> **Directions for this task**
Write out every entry word for word.

> **Data provided**
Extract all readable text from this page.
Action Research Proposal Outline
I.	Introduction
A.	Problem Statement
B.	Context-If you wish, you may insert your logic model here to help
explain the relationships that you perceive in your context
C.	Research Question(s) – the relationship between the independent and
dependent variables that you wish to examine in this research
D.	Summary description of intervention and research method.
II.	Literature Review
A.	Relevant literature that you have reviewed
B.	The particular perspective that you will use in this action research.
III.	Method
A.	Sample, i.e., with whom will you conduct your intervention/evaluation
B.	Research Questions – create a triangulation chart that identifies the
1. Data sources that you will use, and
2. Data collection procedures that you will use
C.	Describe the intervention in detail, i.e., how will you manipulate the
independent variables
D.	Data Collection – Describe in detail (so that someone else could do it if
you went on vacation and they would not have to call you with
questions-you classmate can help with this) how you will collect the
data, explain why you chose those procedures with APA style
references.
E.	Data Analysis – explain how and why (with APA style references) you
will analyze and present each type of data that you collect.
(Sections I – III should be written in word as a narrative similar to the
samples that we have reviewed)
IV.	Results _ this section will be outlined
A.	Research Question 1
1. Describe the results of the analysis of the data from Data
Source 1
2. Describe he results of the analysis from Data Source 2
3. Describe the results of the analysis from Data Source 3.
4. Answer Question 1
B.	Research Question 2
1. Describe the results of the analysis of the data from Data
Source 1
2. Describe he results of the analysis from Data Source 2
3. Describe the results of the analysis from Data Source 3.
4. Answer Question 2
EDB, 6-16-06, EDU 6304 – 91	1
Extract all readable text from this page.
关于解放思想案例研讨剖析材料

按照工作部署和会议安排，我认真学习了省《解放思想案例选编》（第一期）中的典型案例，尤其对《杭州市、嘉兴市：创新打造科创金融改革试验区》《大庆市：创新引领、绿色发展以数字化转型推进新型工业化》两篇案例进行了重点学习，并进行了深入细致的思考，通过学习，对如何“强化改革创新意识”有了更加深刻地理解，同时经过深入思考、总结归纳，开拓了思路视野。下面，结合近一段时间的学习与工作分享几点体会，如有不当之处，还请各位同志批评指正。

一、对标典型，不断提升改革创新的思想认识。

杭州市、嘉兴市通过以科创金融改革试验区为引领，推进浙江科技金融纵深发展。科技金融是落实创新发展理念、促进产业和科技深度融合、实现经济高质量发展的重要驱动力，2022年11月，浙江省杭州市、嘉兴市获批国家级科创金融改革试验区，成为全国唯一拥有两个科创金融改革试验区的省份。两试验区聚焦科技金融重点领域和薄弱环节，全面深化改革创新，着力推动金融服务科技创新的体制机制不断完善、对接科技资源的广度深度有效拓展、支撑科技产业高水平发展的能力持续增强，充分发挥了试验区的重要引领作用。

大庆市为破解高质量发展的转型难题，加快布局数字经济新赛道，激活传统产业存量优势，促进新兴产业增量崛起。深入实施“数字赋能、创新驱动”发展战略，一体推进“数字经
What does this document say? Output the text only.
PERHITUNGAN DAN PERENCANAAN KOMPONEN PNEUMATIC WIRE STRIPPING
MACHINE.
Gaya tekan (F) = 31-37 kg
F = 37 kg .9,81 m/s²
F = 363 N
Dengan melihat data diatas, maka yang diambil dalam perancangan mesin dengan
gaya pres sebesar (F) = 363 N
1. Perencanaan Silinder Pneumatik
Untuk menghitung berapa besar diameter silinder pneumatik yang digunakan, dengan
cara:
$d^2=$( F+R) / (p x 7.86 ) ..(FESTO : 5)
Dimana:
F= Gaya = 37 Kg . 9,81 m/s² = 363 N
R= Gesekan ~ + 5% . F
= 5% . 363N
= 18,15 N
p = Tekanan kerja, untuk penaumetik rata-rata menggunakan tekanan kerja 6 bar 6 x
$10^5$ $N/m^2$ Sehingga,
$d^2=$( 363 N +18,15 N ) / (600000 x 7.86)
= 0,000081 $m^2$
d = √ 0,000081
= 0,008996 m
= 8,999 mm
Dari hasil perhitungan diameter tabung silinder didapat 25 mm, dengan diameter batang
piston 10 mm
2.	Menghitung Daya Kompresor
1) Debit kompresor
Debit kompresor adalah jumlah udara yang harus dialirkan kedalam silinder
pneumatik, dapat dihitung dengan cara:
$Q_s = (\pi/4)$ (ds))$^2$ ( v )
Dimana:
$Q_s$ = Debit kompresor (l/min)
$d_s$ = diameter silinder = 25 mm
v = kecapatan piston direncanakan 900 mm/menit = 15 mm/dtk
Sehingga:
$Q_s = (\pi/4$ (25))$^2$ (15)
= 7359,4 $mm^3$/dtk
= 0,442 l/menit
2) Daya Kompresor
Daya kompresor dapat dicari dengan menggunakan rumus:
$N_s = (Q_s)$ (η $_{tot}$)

> **Output of the task**
Extract all readable text from this page.
Action Research Proposal Outline
I.	Introduction
A.	Problem Statement
B.	Context-If you wish, you may insert your logic model here to help
explain the relationships that you perceive in your context
C.	Research Question(s) – the relationship between the independent and
dependent variables that you wish to examine in this research
D.	Summary description of intervention and research method.
II.	Literature Review
A.	Relevant literature that you have reviewed
B.	The particular perspective that you will use in this action research.
III.	Method
A.	Sample, i.e., with whom will you conduct your intervention/evaluation
B.	Research Questions – create a triangulation chart that identifies the
1. Data sources that you will use, and
2. Data collection procedures that you will use
C.	Describe the intervention in detail, i.e., how will you manipulate the
independent variables
D.	Data Collection – Describe in detail (so that someone else could do it if
you went on vacation and they would not have to call you with
questions-you classmate can help with this) how you will collect the
data, explain why you chose those procedures with APA style
references.
E.	Data Analysis – explain how and why (with APA style references) you
will analyze and present each type of data that you collect.
(Sections I – III should be written in word as a narrative similar to the
samples that we have reviewed)
IV.	Results _ this section will be outlined
A.	Research Question 1
1. Describe the results of the analysis of the data from Data
Source 1
2. Describe he results of the analysis from Data Source 2
3. Describe the results of the analysis from Data Source 3.
4. Answer Question 1
B.	Research Question 2
1. Describe the results of the analysis of the data from Data
Source 1
2. Describe he results of the analysis from Data Source 2
3. Describe the results of the analysis from Data Source 3.
4. Answer Question 2
EDB, 6-16-06, EDU 6304 – 91	1
Extract all readable text from this page.
关于解放思想案例研讨剖析材料

按照工作部署和会议安排，我认真学习了省《解放思想案例选编》（第一期）中的典型案例，尤其对《杭州市、嘉兴市：创新打造科创金融改革试验区》《大庆市：创新引领、绿色发展以数字化转型推进新型工业化》两篇案例进行了重点学习，并进行了深入细致的思考，通过学习，对如何“强化改革创新意识”有了更加深刻地理解，同时经过深入思考、总结归纳，开拓了思路视野。下面，结合近一段时间的学习与工作分享几点体会，如有不当之处，还请各位同志批评指正。

一、对标典型，不断提升改革创新的思想认识。

杭州市、嘉兴市通过以科创金融改革试验区为引领，推进浙江科技金融纵深发展。科技金融是落实创新发展理念、促进产业和科技深度融合、实现经济高质量发展的重要驱动力，2022年11月，浙江省杭州市、嘉兴市获批国家级科创金融改革试验区，成为全国唯一拥有两个科创金融改革试验区的省份。两试验区聚焦科技金融重点领域和薄弱环节，全面深化改革创新，着力推动金融服务科技创新的体制机制不断完善、对接科技资源的广度深度有效拓展、支撑科技产业高水平发展的能力持续增强，充分发挥了试验区的重要引领作用。

大庆市为破解高质量发展的转型难题，加快布局数字经济新赛道，激活传统产业存量优势，促进新兴产业增量崛起。深入实施“数字赋能、创新驱动”发展战略，一体推进“数字经
What does this document say? Output the text only.
PERHITUNGAN DAN PERENCANAAN KOMPONEN PNEUMATIC WIRE STRIPPING
MACHINE.
Gaya tekan (F) = 31-37 kg
F = 37 kg .9,81 m/s²
F = 363 N
Dengan melihat data diatas, maka yang diambil dalam perancangan mesin dengan
gaya pres sebesar (F) = 363 N
1. Perencanaan Silinder Pneumatik
Untuk menghitung berapa besar diameter silinder pneumatik yang digunakan, dengan
cara:
$d^2=$( F+R) / (p x 7.86 ) ..(FESTO : 5)
Dimana:
F= Gaya = 37 Kg . 9,81 m/s² = 363 N
R= Gesekan ~ + 5% . F
= 5% . 363N
= 18,15 N
p = Tekanan kerja, untuk penaumetik rata-rata menggunakan tekanan kerja 6 bar 6 x
$10^5$ $N/m^2$ Sehingga,
$d^2=$( 363 N +18,15 N ) / (600000 x 7.86)
= 0,000081 $m^2$
d = √ 0,000081
= 0,008996 m
= 8,999 mm
Dari hasil perhitungan diameter tabung silinder didapat 25 mm, dengan diameter batang
piston 10 mm
2.	Menghitung Daya Kompresor
1) Debit kompresor
Debit kompresor adalah jumlah udara yang harus dialirkan kedalam silinder
pneumatik, dapat dihitung dengan cara:
$Q_s = (\pi/4)$ (ds))$^2$ ( v )
Dimana:
$Q_s$ = Debit kompresor (l/min)
$d_s$ = diameter silinder = 25 mm
v = kecapatan piston direncanakan 900 mm/menit = 15 mm/dtk
Sehingga:
$Q_s = (\pi/4$ (25))$^2$ (15)
= 7359,4 $mm^3$/dtk
= 0,442 l/menit
2) Daya Kompresor
Daya kompresor dapat dicari dengan menggunakan rumus:
$N_s = (Q_s)$ (η $_{tot}$)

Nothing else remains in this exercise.